===== Entries shown =====

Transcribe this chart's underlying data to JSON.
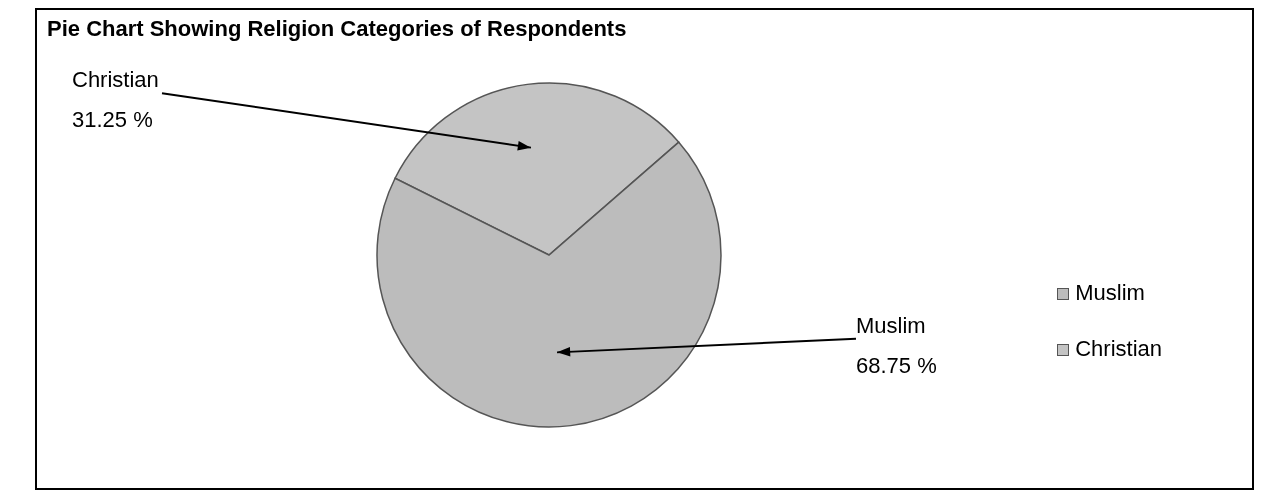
{
  "chart_data": {
    "type": "pie",
    "title": "Pie Chart Showing Religion Categories of Respondents",
    "categories": [
      "Christian",
      "Muslim"
    ],
    "values": [
      31.25,
      68.75
    ],
    "value_labels": [
      "31.25 %",
      "68.75 %"
    ],
    "colors": [
      "#c4c4c4",
      "#bcbcbc"
    ],
    "legend": "right"
  }
}
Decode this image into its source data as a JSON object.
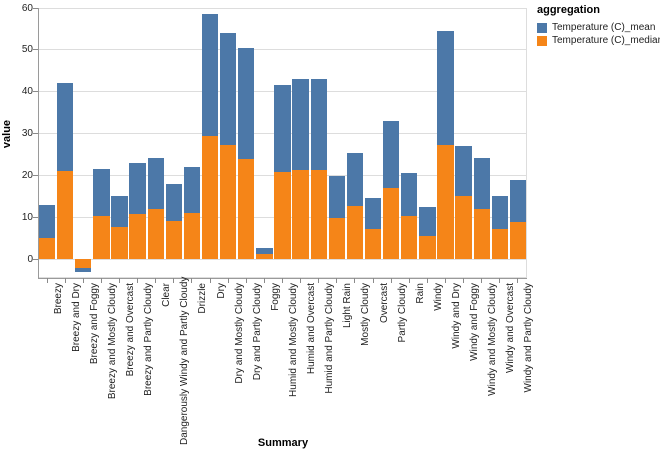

=====

## Instructions to follow
Repeat the records above exactly, leaving out any pictures they contain.

## Response to the exercise
Transcribe this chart's underlying data to JSON.
{
  "chart_data": {
    "type": "pie",
    "title": "Pie Chart Showing Religion Categories of Respondents",
    "categories": [
      "Christian",
      "Muslim"
    ],
    "values": [
      31.25,
      68.75
    ],
    "value_labels": [
      "31.25 %",
      "68.75 %"
    ],
    "colors": [
      "#c4c4c4",
      "#bcbcbc"
    ],
    "legend": "right"
  }
}
Decode this image into its source data as a JSON object.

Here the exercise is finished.